Records for this exercise >>
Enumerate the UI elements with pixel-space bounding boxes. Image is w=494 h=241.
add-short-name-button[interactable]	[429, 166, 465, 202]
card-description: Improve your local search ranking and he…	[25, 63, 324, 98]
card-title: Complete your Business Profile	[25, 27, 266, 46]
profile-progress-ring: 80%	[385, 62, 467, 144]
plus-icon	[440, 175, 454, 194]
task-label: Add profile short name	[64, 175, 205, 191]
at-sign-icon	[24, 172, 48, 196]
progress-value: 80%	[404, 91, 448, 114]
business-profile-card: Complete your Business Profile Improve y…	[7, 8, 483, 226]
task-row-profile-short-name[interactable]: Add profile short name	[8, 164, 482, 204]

What the task requires >>
Write out all the records again, swapping "Enumerate" for "List" and leaving everything else unchanged.

Reply >>
List the UI elements with pixel-space bounding boxes. Image is w=494 h=241.
add-short-name-button[interactable]	[429, 166, 465, 202]
card-description: Improve your local search ranking and he…	[25, 63, 324, 98]
card-title: Complete your Business Profile	[25, 27, 266, 46]
profile-progress-ring: 80%	[385, 62, 467, 144]
plus-icon	[440, 175, 454, 194]
task-label: Add profile short name	[64, 175, 205, 191]
at-sign-icon	[24, 172, 48, 196]
progress-value: 80%	[404, 91, 448, 114]
business-profile-card: Complete your Business Profile Improve y…	[7, 8, 483, 226]
task-row-profile-short-name[interactable]: Add profile short name	[8, 164, 482, 204]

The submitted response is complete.